(Some records)
#####

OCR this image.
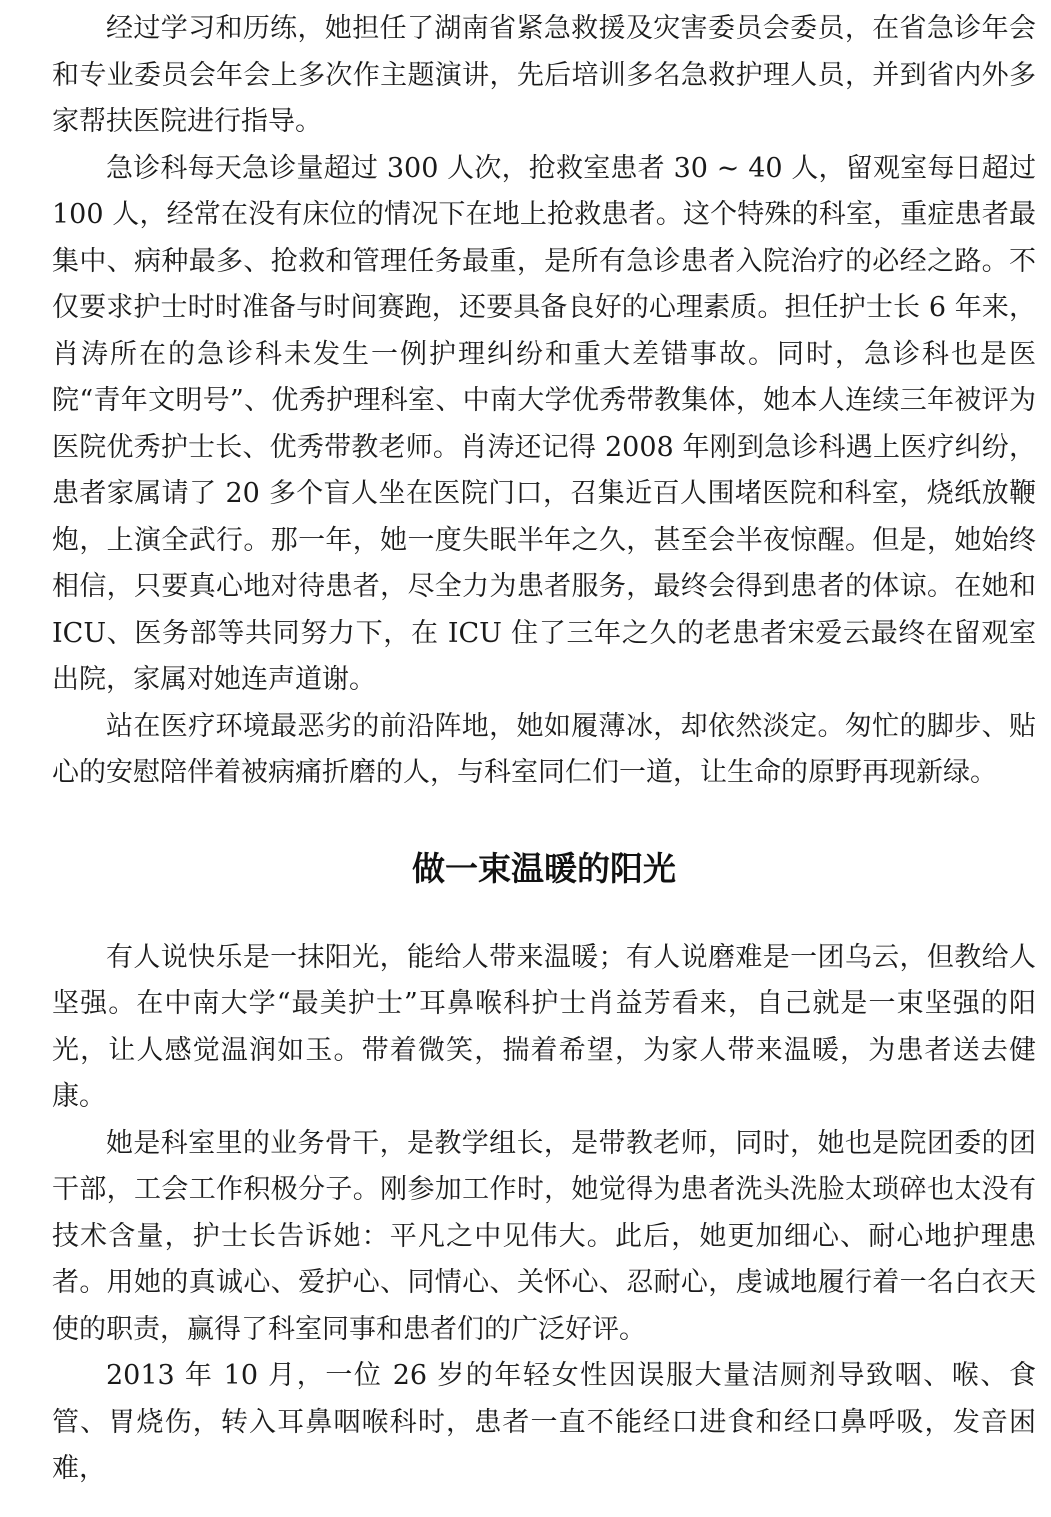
经过学习和历练，她担任了湖南省紧急救援及灾害委员会委员，在省急诊年会和专业委员会年会上多次作主题演讲，先后培训多名急救护理人员，并到省内外多家帮扶医院进行指导。

急诊科每天急诊量超过 300 人次，抢救室患者 30 ~ 40 人，留观室每日超过 100 人，经常在没有床位的情况下在地上抢救患者。这个特殊的科室，重症患者最集中、病种最多、抢救和管理任务最重，是所有急诊患者入院治疗的必经之路。不仅要求护士时时准备与时间赛跑，还要具备良好的心理素质。担任护士长 6 年来，肖涛所在的急诊科未发生一例护理纠纷和重大差错事故。同时，急诊科也是医院“青年文明号”、优秀护理科室、中南大学优秀带教集体，她本人连续三年被评为医院优秀护士长、优秀带教老师。肖涛还记得 2008 年刚到急诊科遇上医疗纠纷，患者家属请了 20 多个盲人坐在医院门口，召集近百人围堵医院和科室，烧纸放鞭炮，上演全武行。那一年，她一度失眠半年之久，甚至会半夜惊醒。但是，她始终相信，只要真心地对待患者，尽全力为患者服务，最终会得到患者的体谅。在她和 ICU、医务部等共同努力下，在 ICU 住了三年之久的老患者宋爱云最终在留观室出院，家属对她连声道谢。

站在医疗环境最恶劣的前沿阵地，她如履薄冰，却依然淡定。匆忙的脚步、贴心的安慰陪伴着被病痛折磨的人，与科室同仁们一道，让生命的原野再现新绿。

做一束温暖的阳光

有人说快乐是一抹阳光，能给人带来温暖；有人说磨难是一团乌云，但教给人坚强。在中南大学“最美护士”耳鼻喉科护士肖益芳看来，自己就是一束坚强的阳光，让人感觉温润如玉。带着微笑，揣着希望，为家人带来温暖，为患者送去健康。

她是科室里的业务骨干，是教学组长，是带教老师，同时，她也是院团委的团干部，工会工作积极分子。刚参加工作时，她觉得为患者洗头洗脸太琐碎也太没有技术含量，护士长告诉她：平凡之中见伟大。此后，她更加细心、耐心地护理患者。用她的真诚心、爱护心、同情心、关怀心、忍耐心，虔诚地履行着一名白衣天使的职责，赢得了科室同事和患者们的广泛好评。

2013 年 10 月，一位 26 岁的年轻女性因误服大量洁厕剂导致咽、喉、食管、胃烧伤，转入耳鼻咽喉科时，患者一直不能经口进食和经口鼻呼吸，发音困难，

#####

Copy each line of the records precisely and drop any images they hold.

OCR this image.
经过学习和历练，她担任了湖南省紧急救援及灾害委员会委员，在省急诊年会和专业委员会年会上多次作主题演讲，先后培训多名急救护理人员，并到省内外多家帮扶医院进行指导。

急诊科每天急诊量超过 300 人次，抢救室患者 30 ~ 40 人，留观室每日超过 100 人，经常在没有床位的情况下在地上抢救患者。这个特殊的科室，重症患者最集中、病种最多、抢救和管理任务最重，是所有急诊患者入院治疗的必经之路。不仅要求护士时时准备与时间赛跑，还要具备良好的心理素质。担任护士长 6 年来，肖涛所在的急诊科未发生一例护理纠纷和重大差错事故。同时，急诊科也是医院“青年文明号”、优秀护理科室、中南大学优秀带教集体，她本人连续三年被评为医院优秀护士长、优秀带教老师。肖涛还记得 2008 年刚到急诊科遇上医疗纠纷，患者家属请了 20 多个盲人坐在医院门口，召集近百人围堵医院和科室，烧纸放鞭炮，上演全武行。那一年，她一度失眠半年之久，甚至会半夜惊醒。但是，她始终相信，只要真心地对待患者，尽全力为患者服务，最终会得到患者的体谅。在她和 ICU、医务部等共同努力下，在 ICU 住了三年之久的老患者宋爱云最终在留观室出院，家属对她连声道谢。

站在医疗环境最恶劣的前沿阵地，她如履薄冰，却依然淡定。匆忙的脚步、贴心的安慰陪伴着被病痛折磨的人，与科室同仁们一道，让生命的原野再现新绿。

做一束温暖的阳光

有人说快乐是一抹阳光，能给人带来温暖；有人说磨难是一团乌云，但教给人坚强。在中南大学“最美护士”耳鼻喉科护士肖益芳看来，自己就是一束坚强的阳光，让人感觉温润如玉。带着微笑，揣着希望，为家人带来温暖，为患者送去健康。

她是科室里的业务骨干，是教学组长，是带教老师，同时，她也是院团委的团干部，工会工作积极分子。刚参加工作时，她觉得为患者洗头洗脸太琐碎也太没有技术含量，护士长告诉她：平凡之中见伟大。此后，她更加细心、耐心地护理患者。用她的真诚心、爱护心、同情心、关怀心、忍耐心，虔诚地履行着一名白衣天使的职责，赢得了科室同事和患者们的广泛好评。

2013 年 10 月，一位 26 岁的年轻女性因误服大量洁厕剂导致咽、喉、食管、胃烧伤，转入耳鼻咽喉科时，患者一直不能经口进食和经口鼻呼吸，发音困难，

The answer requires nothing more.